(Extracts from a graphics dataset)
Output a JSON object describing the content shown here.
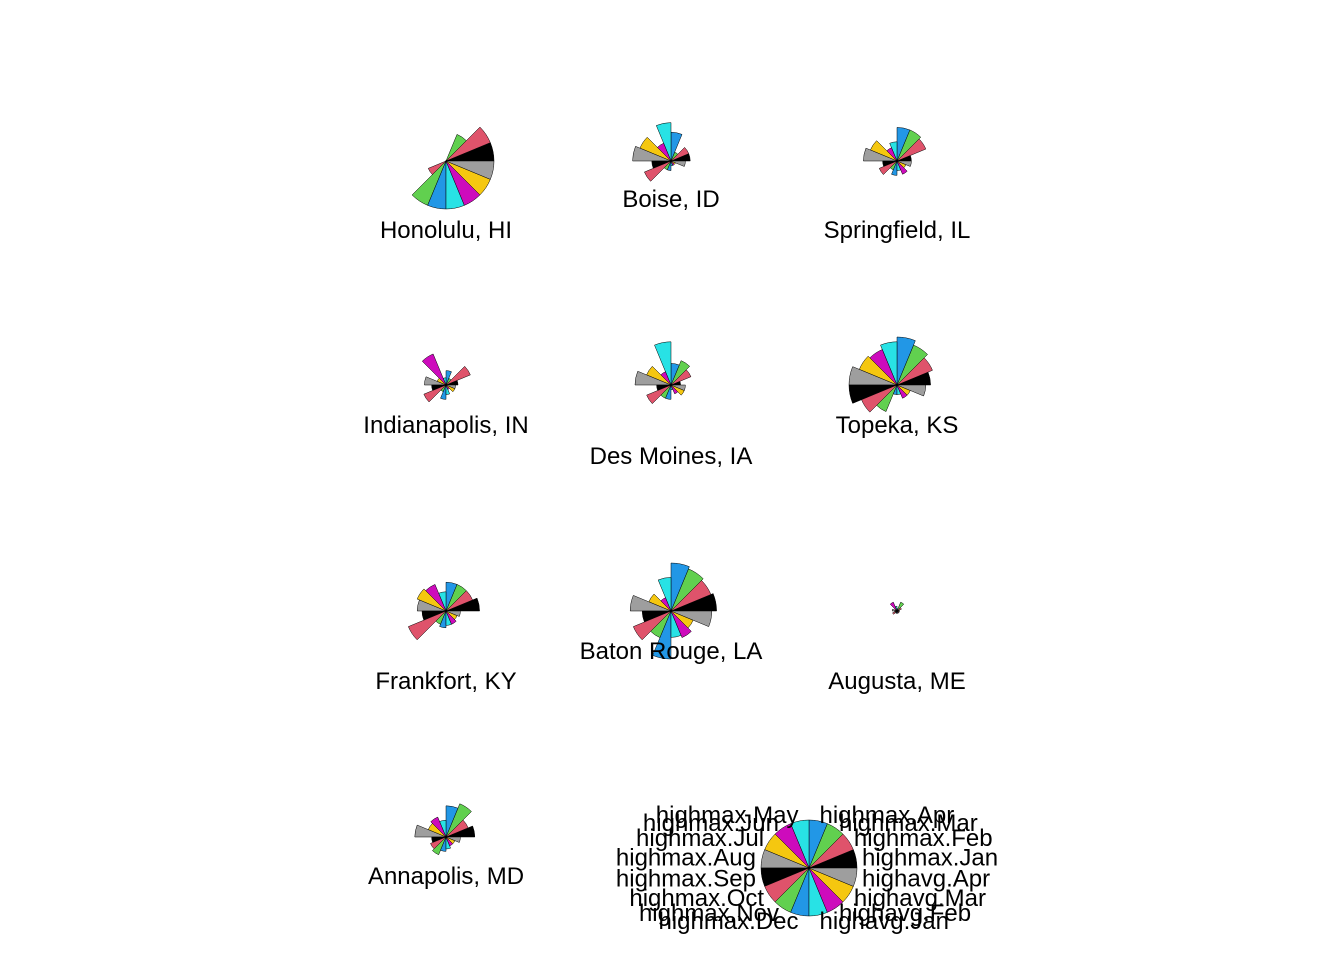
{
  "chart_data": {
    "type": "stars",
    "variables": [
      "highmax.Jan",
      "highmax.Feb",
      "highmax.Mar",
      "highmax.Apr",
      "highmax.May",
      "highmax.Jun",
      "highmax.Jul",
      "highmax.Aug",
      "highmax.Sep",
      "highmax.Oct",
      "highmax.Nov",
      "highmax.Dec",
      "highavg.Jan",
      "highavg.Feb",
      "highavg.Mar",
      "highavg.Apr"
    ],
    "colors": [
      "#000000",
      "#DF536B",
      "#61D04F",
      "#2297E6",
      "#28E2E5",
      "#CD0BBC",
      "#F5C710",
      "#9E9E9E",
      "#000000",
      "#DF536B",
      "#61D04F",
      "#2297E6",
      "#28E2E5",
      "#CD0BBC",
      "#F5C710",
      "#9E9E9E"
    ],
    "series": [
      {
        "name": "Honolulu, HI",
        "values": [
          1.0,
          1.0,
          0.6,
          0.0,
          0.0,
          0.0,
          0.0,
          0.0,
          0.0,
          0.4,
          1.0,
          1.0,
          1.0,
          1.0,
          1.0,
          1.0
        ]
      },
      {
        "name": "Boise, ID",
        "values": [
          0.4,
          0.4,
          0.2,
          0.6,
          0.8,
          0.4,
          0.7,
          0.8,
          0.4,
          0.6,
          0.2,
          0.2,
          0.1,
          0.1,
          0.1,
          0.3
        ]
      },
      {
        "name": "Springfield, IL",
        "values": [
          0.3,
          0.65,
          0.7,
          0.7,
          0.4,
          0.3,
          0.6,
          0.7,
          0.3,
          0.4,
          0.2,
          0.3,
          0.2,
          0.3,
          0.2,
          0.3
        ]
      },
      {
        "name": "Indianapolis, IN",
        "values": [
          0.25,
          0.55,
          0.15,
          0.3,
          0.15,
          0.7,
          0.2,
          0.45,
          0.3,
          0.5,
          0.15,
          0.3,
          0.2,
          0.1,
          0.2,
          0.2
        ]
      },
      {
        "name": "Des Moines, IA",
        "values": [
          0.2,
          0.45,
          0.55,
          0.45,
          0.9,
          0.3,
          0.55,
          0.75,
          0.3,
          0.55,
          0.3,
          0.3,
          0.1,
          0.2,
          0.3,
          0.3
        ]
      },
      {
        "name": "Topeka, KS",
        "values": [
          0.7,
          0.8,
          0.9,
          1.0,
          0.9,
          0.8,
          0.85,
          1.0,
          1.0,
          0.8,
          0.6,
          0.2,
          0.2,
          0.3,
          0.3,
          0.6
        ]
      },
      {
        "name": "Frankfort, KY",
        "values": [
          0.7,
          0.6,
          0.6,
          0.6,
          0.4,
          0.6,
          0.65,
          0.6,
          0.5,
          0.85,
          0.3,
          0.35,
          0.3,
          0.3,
          0.25,
          0.3
        ]
      },
      {
        "name": "Baton Rouge, LA",
        "values": [
          0.95,
          0.9,
          0.95,
          1.0,
          0.7,
          0.3,
          0.5,
          0.85,
          0.6,
          0.85,
          0.6,
          1.0,
          0.55,
          0.6,
          0.5,
          0.85
        ]
      },
      {
        "name": "Augusta, ME",
        "values": [
          0.05,
          0.1,
          0.2,
          0.05,
          0.1,
          0.2,
          0.05,
          0.1,
          0.05,
          0.1,
          0.05,
          0.05,
          0.05,
          0.05,
          0.05,
          0.05
        ]
      },
      {
        "name": "Annapolis, MD",
        "values": [
          0.6,
          0.5,
          0.75,
          0.65,
          0.35,
          0.45,
          0.4,
          0.65,
          0.3,
          0.35,
          0.4,
          0.3,
          0.25,
          0.2,
          0.2,
          0.3
        ]
      }
    ],
    "legend": {
      "type": "key",
      "placement": "bottom-right"
    }
  }
}
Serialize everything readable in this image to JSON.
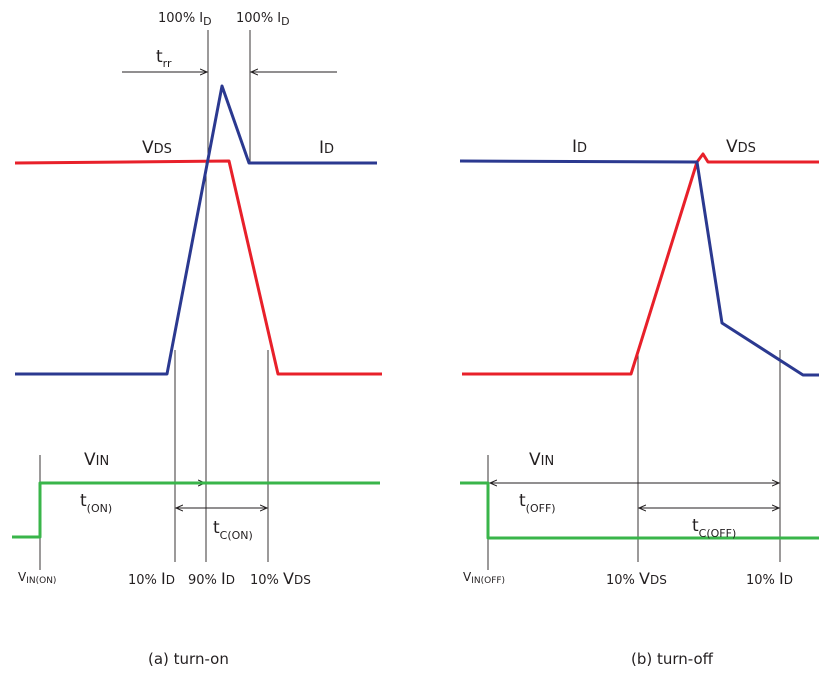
{
  "colors": {
    "vds": "#e8202a",
    "id": "#2b3990",
    "vin": "#39b54a",
    "guide": "#231f20"
  },
  "turn_on": {
    "top_label_left": {
      "main": "100% I",
      "sub": "D"
    },
    "top_label_right": {
      "main": "100% I",
      "sub": "D"
    },
    "trr": {
      "main": "t",
      "sub": "rr"
    },
    "vds": {
      "main": "V",
      "sub": "DS"
    },
    "id": {
      "main": "I",
      "sub": "D"
    },
    "vin": {
      "main": "V",
      "sub": "IN"
    },
    "t_on": {
      "main": "t",
      "sub": "(ON)"
    },
    "tc_on": {
      "main": "t",
      "sub": "C(ON)"
    },
    "vin_on": {
      "main": "V",
      "sub": "IN(ON)"
    },
    "b10_id": {
      "pre": "10% ",
      "main": "I",
      "sub": "D"
    },
    "b90_id": {
      "pre": "90% ",
      "main": "I",
      "sub": "D"
    },
    "b10_vds": {
      "pre": "10% ",
      "main": "V",
      "sub": "DS"
    },
    "caption": "(a) turn-on"
  },
  "turn_off": {
    "id": {
      "main": "I",
      "sub": "D"
    },
    "vds": {
      "main": "V",
      "sub": "DS"
    },
    "vin": {
      "main": "V",
      "sub": "IN"
    },
    "t_off": {
      "main": "t",
      "sub": "(OFF)"
    },
    "tc_off": {
      "main": "t",
      "sub": "C(OFF)"
    },
    "vin_off": {
      "main": "V",
      "sub": "IN(OFF)"
    },
    "b10_vds": {
      "pre": "10% ",
      "main": "V",
      "sub": "DS"
    },
    "b10_id": {
      "pre": "10% ",
      "main": "I",
      "sub": "D"
    },
    "caption": "(b) turn-off"
  }
}
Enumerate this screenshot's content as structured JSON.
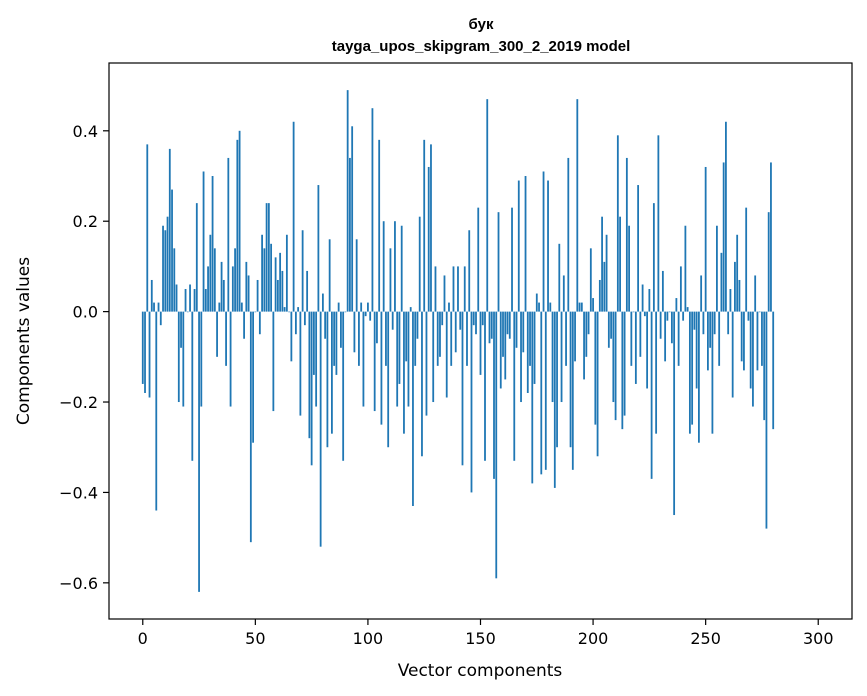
{
  "chart_data": {
    "type": "bar",
    "title": "бук",
    "subtitle": "tayga_upos_skipgram_300_2_2019 model",
    "xlabel": "Vector components",
    "ylabel": "Components values",
    "xlim": [
      -15,
      315
    ],
    "ylim": [
      -0.68,
      0.55
    ],
    "xticks": [
      0,
      50,
      100,
      150,
      200,
      250,
      300
    ],
    "yticks": [
      -0.6,
      -0.4,
      -0.2,
      0.0,
      0.2,
      0.4
    ],
    "ytick_labels": [
      "−0.6",
      "−0.4",
      "−0.2",
      "0.0",
      "0.2",
      "0.4"
    ],
    "grid": false,
    "bar_color": "#1f77b4",
    "values": [
      -0.16,
      -0.18,
      0.37,
      -0.19,
      0.07,
      0.02,
      -0.44,
      0.02,
      -0.03,
      0.19,
      0.18,
      0.21,
      0.36,
      0.27,
      0.14,
      0.06,
      -0.2,
      -0.08,
      -0.21,
      0.05,
      0.0,
      0.06,
      -0.33,
      0.05,
      0.24,
      -0.62,
      -0.21,
      0.31,
      0.05,
      0.1,
      0.17,
      0.3,
      0.14,
      -0.1,
      0.02,
      0.11,
      0.07,
      -0.12,
      0.34,
      -0.21,
      0.1,
      0.14,
      0.38,
      0.4,
      0.02,
      -0.06,
      0.11,
      0.08,
      -0.51,
      -0.29,
      0.0,
      0.07,
      -0.05,
      0.17,
      0.14,
      0.24,
      0.24,
      0.15,
      -0.22,
      0.12,
      0.07,
      0.13,
      0.09,
      0.01,
      0.17,
      0.0,
      -0.11,
      0.42,
      -0.05,
      0.01,
      -0.23,
      0.18,
      -0.03,
      0.09,
      -0.28,
      -0.34,
      -0.14,
      -0.21,
      0.28,
      -0.52,
      0.04,
      -0.06,
      -0.3,
      0.16,
      -0.27,
      -0.12,
      -0.14,
      0.02,
      -0.08,
      -0.33,
      0.0,
      0.49,
      0.34,
      0.41,
      -0.09,
      0.16,
      -0.12,
      0.02,
      -0.21,
      -0.01,
      0.02,
      -0.02,
      0.45,
      -0.22,
      -0.07,
      0.38,
      -0.25,
      0.2,
      -0.12,
      -0.3,
      0.14,
      -0.04,
      0.2,
      -0.21,
      -0.16,
      0.19,
      -0.27,
      -0.11,
      -0.21,
      0.01,
      -0.43,
      -0.12,
      -0.06,
      0.21,
      -0.32,
      0.38,
      -0.23,
      0.32,
      0.37,
      -0.2,
      0.1,
      -0.12,
      -0.1,
      -0.03,
      0.08,
      -0.19,
      0.02,
      -0.12,
      0.1,
      -0.09,
      0.1,
      -0.04,
      -0.34,
      0.1,
      -0.12,
      0.18,
      -0.4,
      -0.03,
      -0.05,
      0.23,
      -0.14,
      -0.03,
      -0.33,
      0.47,
      -0.07,
      -0.06,
      -0.37,
      -0.59,
      0.22,
      -0.17,
      -0.1,
      -0.15,
      -0.05,
      -0.06,
      0.23,
      -0.33,
      -0.08,
      0.29,
      -0.2,
      -0.09,
      0.3,
      -0.18,
      -0.12,
      -0.38,
      -0.16,
      0.04,
      0.02,
      -0.36,
      0.31,
      -0.35,
      0.29,
      0.02,
      -0.2,
      -0.39,
      -0.3,
      0.15,
      -0.2,
      0.08,
      -0.12,
      0.34,
      -0.3,
      -0.35,
      -0.11,
      0.47,
      0.02,
      0.02,
      -0.15,
      -0.1,
      -0.05,
      0.14,
      0.03,
      -0.25,
      -0.32,
      0.07,
      0.21,
      0.11,
      0.17,
      -0.08,
      -0.06,
      -0.2,
      -0.24,
      0.39,
      0.21,
      -0.26,
      -0.23,
      0.34,
      0.19,
      -0.12,
      0.0,
      -0.16,
      0.28,
      -0.1,
      0.06,
      -0.01,
      -0.17,
      0.05,
      -0.37,
      0.24,
      -0.27,
      0.39,
      -0.06,
      0.09,
      -0.11,
      -0.02,
      0.0,
      -0.07,
      -0.45,
      0.03,
      -0.12,
      0.1,
      -0.02,
      0.19,
      0.01,
      -0.27,
      -0.25,
      -0.04,
      -0.17,
      -0.29,
      0.08,
      -0.05,
      0.32,
      -0.13,
      -0.08,
      -0.27,
      -0.05,
      0.19,
      -0.12,
      0.13,
      0.33,
      0.42,
      -0.05,
      0.05,
      -0.19,
      0.11,
      0.17,
      0.07,
      -0.11,
      -0.13,
      0.23,
      -0.02,
      -0.17,
      -0.21,
      0.08,
      -0.13,
      0.0,
      -0.12,
      -0.24,
      -0.48,
      0.22,
      0.33,
      -0.26
    ]
  }
}
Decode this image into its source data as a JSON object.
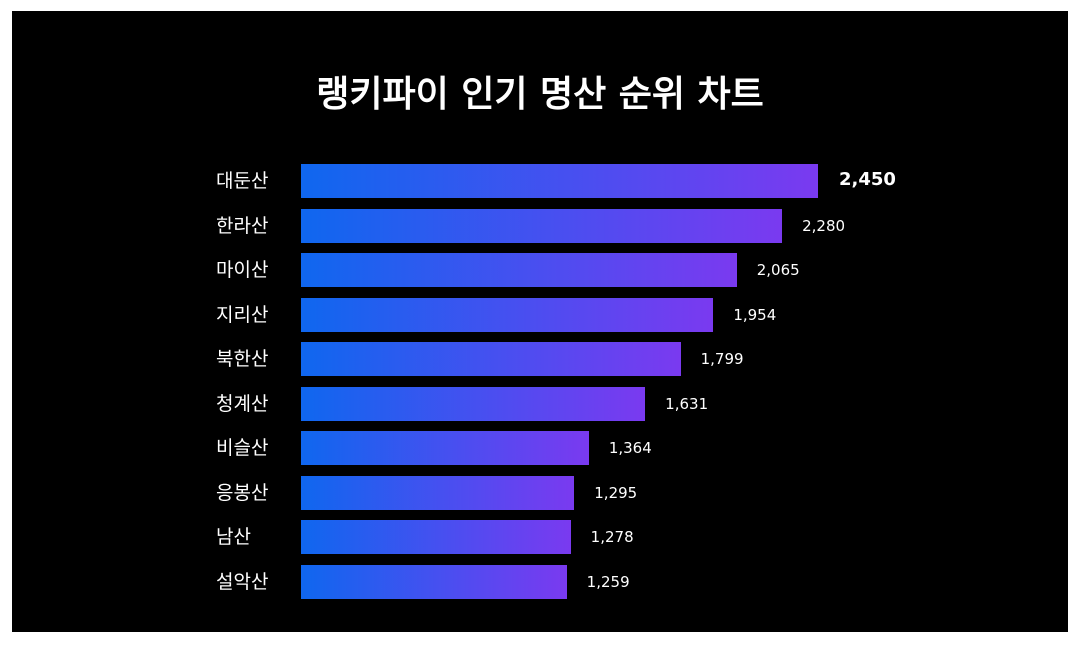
{
  "chart_data": {
    "type": "bar",
    "orientation": "horizontal",
    "title": "랭키파이 인기 명산 순위 차트",
    "categories": [
      "대둔산",
      "한라산",
      "마이산",
      "지리산",
      "북한산",
      "청계산",
      "비슬산",
      "응봉산",
      "남산",
      "설악산"
    ],
    "values": [
      2450,
      2280,
      2065,
      1954,
      1799,
      1631,
      1364,
      1295,
      1278,
      1259
    ],
    "value_labels": [
      "2,450",
      "2,280",
      "2,065",
      "1,954",
      "1,799",
      "1,631",
      "1,364",
      "1,295",
      "1,278",
      "1,259"
    ],
    "xlim": [
      0,
      2450
    ],
    "grid": false,
    "colors": {
      "background": "#000000",
      "bar_gradient_start": "#0f67ef",
      "bar_gradient_end": "#7a3af0",
      "text": "#ffffff"
    }
  }
}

Brief
Look for the word "JSON" in every line of the listing and copy the lines that have it.

Solved problem
Output a JSON object describing the content shown here.
Serialize everything readable in this image to JSON.
Enumerate this screenshot's content as structured JSON.
Decode this image into its source data as a JSON object.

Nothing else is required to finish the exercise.